* **ENUNCIADO**:
Por favor, retome o texto sobre o descrédito da classe média na política e dê continuidade a ele a partir da última frase.

* **TRECHO SELECIONADO**:
··········
Para quem é de esquerda isso pode não fazer sentido, pois afinal o governo Lula não apresentou rompimento significante com a ordem anterior, mas para essa fatia da classe média foi duro ver seus líderes serem derrotados ou traindo sua origem para continuar no poder. Isso, apesar da falta de dados mais concretos, pode sem dúvida ter contribuído com o descrédito, por parte dessa classe, na política e democracia tradicional.
2) Há também uma década existe uma emissão diuturna, por parte da mídia tradicional (Globo, Folha e Estadão, Veja, etc), de discursos sobre o alastramento da corrupção, que são repercutidos nas redes a exaustão. Dados comprovam contudo que não existiu esse alastramento, mas sim uma continuação dessa prática desde governos muito anteriores. Apesar de ser evidente a ligação desse tipo de corrupção com a história de nosso capitalismo (os corruptores), a mídia conservadora tenta todos os dias identificar essa característica em uma suposta fraqueza moral de seus inimigos políticos.
Essas duas características criaram, no seio da fatia da população que protagonizou as manifestações, um ódio irracional e de classe, acumulado por tudo o que se origina no projeto petista. Ódio que é personalizado em figuras como Arnaldo Jabor, Reinaldo Azevedo e Diogo Mainardi.
··········
Um bloco de dados
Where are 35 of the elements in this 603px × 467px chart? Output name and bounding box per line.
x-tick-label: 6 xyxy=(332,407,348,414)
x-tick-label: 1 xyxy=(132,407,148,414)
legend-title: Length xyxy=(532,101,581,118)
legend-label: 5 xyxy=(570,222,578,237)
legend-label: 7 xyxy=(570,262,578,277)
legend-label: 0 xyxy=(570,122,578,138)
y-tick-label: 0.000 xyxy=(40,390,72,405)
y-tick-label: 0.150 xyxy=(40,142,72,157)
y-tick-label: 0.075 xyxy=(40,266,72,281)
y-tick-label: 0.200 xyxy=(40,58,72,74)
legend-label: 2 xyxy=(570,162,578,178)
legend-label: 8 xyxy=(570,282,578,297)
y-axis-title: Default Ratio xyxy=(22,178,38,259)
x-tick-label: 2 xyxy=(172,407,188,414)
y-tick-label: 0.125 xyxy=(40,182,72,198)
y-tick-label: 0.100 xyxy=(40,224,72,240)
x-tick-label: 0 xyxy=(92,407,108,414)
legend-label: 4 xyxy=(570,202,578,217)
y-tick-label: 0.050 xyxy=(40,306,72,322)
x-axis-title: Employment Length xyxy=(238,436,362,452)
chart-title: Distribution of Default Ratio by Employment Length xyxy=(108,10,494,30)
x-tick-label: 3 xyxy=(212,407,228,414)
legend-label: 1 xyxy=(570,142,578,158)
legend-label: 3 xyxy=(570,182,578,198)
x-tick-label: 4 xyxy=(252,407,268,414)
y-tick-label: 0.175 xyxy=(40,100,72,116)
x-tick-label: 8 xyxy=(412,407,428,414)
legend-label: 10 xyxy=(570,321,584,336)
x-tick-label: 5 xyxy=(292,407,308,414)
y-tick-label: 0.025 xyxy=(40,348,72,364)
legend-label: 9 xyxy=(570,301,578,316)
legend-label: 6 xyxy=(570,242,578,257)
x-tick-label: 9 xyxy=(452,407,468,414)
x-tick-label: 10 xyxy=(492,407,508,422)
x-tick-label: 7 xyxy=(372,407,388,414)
··········
* **RESPOSTA**:
Pois bem, apesar da falta de mais dados, podemos considerar que foi a partir da autorização velada (ou mesmo desvelada, como fez Jabor) por parte da mídia tradicional à participação nas manifestações, que os protestos foram tomados por essa classe. Como já é sabido, contudo, foi a esquerda organizada que os iniciou, por uma causa justa, mas pontual: o transporte público.
A partir disso a frase que resumiu esse momento foi dita por alguém: “o Facebook foi para as ruas”. Todo o ódio destilado, já há tempos, em comentários anônimos nas redes sociais e em comentários de sites de notícias, foi para as ruas. Pôde-se ver a cara dessas criaturas.
Ódio multifacetado, disperso, múltiplo e hiperindividualista. Caracterizado pela multidão de cartolinas individuais, contraditórias, genéricas, egocêntricas, tal qual uma timeline da rede. Todos buscando uma foto, um segundo que fosse, de fuga do anonimato. Curiosamente os consumidores do Facebook encontraram um novo lugar para manter a mesma contradição de ser nada e ser alguém: a velha rua.
Numa catarse coletiva, proporcionada, por um lado, por anos acumulando um ódio de classe alimentado pela mídia opositora, e por outro lado pela inquietação advinda da angústia gerada pela insignificância (e promessas de significância) produzida pela Capital, toda essa fatia foi rebelar-se contra tudo e contra todos nas ruas. E foram protestar fundamentalmente contra a política, entendida como espaço público de discussão sobre o poder, nesse sentido, entidade anacrônica com o tipo de consumo engendrado pelo capital. E tudo sustentado materialmente pela estabilidade e segurança econômica e na manutenção da qualidade de vida que o Lulismo proporcionou. Esses fatores, além de outros mais pontuais, fomentaram essa catarse individual/coletiva de final de expediente ou happy-hour.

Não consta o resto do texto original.